Scan the listing below and copy every line holding "Terlouw".

Stored records:
__________________________________________________

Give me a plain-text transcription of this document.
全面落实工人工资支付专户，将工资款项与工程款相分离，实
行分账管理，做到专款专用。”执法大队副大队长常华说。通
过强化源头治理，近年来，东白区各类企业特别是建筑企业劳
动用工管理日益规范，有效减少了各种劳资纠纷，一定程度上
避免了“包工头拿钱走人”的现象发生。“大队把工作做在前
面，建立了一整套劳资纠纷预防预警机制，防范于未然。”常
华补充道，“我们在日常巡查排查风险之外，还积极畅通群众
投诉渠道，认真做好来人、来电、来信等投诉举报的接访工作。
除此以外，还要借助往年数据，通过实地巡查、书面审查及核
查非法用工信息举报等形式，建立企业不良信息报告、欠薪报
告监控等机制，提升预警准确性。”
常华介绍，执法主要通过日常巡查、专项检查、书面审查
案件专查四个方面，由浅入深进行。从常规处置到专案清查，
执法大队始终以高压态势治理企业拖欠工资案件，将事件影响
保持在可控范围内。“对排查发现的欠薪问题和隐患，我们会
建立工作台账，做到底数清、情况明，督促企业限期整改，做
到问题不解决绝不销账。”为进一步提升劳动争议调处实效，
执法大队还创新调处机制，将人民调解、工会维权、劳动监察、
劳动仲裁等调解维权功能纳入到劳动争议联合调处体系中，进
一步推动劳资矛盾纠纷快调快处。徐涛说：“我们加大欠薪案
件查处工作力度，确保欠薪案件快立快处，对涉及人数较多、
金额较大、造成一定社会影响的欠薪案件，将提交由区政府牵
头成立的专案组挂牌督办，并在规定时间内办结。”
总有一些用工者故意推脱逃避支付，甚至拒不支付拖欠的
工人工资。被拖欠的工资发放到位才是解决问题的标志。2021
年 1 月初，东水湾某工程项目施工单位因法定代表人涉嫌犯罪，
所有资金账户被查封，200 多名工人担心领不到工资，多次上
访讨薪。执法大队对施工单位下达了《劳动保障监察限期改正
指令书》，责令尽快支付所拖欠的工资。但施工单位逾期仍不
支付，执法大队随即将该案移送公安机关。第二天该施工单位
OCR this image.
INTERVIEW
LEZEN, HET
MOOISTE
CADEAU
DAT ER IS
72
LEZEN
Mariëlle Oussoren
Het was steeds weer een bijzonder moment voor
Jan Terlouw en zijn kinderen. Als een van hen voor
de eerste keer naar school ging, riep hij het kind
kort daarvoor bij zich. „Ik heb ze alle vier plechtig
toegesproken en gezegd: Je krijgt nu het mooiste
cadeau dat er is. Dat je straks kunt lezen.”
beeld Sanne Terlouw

__________________________________________________

REPLY TO THE EXERCISE:
Jan Terlouw en zijn kinderen. Als een van hen voor
beeld Sanne Terlouw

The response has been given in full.